_Exercise task:_
Hunt for the word "Asbestos" across the entries below, copying each line that holds it.

[Data records]
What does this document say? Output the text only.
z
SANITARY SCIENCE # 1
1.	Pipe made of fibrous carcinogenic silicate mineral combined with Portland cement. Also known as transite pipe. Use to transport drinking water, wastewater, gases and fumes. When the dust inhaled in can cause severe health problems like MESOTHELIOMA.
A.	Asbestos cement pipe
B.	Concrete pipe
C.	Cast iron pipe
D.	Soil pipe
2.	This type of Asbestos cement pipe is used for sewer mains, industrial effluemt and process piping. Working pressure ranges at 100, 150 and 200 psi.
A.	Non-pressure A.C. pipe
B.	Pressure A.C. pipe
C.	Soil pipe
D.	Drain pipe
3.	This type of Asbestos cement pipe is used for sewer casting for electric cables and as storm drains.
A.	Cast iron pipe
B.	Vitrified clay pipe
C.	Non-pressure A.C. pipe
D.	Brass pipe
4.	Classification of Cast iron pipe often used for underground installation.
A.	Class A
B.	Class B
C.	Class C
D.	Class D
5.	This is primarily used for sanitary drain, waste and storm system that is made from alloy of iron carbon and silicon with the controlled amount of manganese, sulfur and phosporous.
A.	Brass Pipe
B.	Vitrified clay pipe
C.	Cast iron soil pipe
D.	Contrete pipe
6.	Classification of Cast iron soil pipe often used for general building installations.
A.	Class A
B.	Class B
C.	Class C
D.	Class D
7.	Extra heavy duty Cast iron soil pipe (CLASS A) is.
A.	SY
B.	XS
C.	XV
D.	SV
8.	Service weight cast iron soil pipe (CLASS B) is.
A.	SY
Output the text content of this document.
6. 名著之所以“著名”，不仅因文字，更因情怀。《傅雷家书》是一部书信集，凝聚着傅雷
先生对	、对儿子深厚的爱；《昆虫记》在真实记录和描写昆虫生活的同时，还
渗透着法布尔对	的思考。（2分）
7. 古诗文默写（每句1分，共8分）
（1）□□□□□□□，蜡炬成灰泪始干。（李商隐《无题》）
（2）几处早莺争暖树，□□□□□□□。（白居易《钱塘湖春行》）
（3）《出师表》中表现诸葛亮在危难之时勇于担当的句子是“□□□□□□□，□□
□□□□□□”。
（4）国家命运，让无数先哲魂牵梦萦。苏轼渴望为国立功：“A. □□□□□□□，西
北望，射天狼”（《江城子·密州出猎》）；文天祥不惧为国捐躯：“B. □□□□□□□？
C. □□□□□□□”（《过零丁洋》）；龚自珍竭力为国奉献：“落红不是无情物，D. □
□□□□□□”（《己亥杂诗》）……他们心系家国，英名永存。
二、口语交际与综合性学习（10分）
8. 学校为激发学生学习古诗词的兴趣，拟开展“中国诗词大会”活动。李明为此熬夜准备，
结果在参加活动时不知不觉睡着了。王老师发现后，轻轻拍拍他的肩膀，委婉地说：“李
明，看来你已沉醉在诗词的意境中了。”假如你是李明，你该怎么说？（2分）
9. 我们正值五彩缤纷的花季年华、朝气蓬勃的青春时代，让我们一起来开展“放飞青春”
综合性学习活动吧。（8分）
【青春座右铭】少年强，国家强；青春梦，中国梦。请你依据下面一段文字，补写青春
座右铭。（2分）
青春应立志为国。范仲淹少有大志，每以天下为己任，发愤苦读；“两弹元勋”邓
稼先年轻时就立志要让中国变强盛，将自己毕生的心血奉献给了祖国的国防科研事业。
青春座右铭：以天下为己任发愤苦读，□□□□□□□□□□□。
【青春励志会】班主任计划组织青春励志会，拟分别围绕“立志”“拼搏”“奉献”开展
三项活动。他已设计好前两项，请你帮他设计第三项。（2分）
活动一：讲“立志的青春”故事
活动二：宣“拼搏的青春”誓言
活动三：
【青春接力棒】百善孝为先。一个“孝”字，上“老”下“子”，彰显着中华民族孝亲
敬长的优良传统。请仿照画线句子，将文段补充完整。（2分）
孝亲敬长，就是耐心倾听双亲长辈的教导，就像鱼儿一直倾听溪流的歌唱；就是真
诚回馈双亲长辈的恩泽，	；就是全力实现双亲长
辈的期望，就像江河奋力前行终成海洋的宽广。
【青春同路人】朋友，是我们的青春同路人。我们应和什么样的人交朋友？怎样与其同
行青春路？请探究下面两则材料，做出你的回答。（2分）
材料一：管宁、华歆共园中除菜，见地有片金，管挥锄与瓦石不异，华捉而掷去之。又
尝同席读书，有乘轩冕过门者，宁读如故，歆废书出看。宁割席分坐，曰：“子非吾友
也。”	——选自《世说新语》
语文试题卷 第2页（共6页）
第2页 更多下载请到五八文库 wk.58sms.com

_Solution to this exercise:_
A.	Asbestos cement pipe
2.	This type of Asbestos cement pipe is used for sewer mains, industrial effluemt and process piping. Working pressure ranges at 100, 150 and 200 psi.
3.	This type of Asbestos cement pipe is used for sewer casting for electric cables and as storm drains.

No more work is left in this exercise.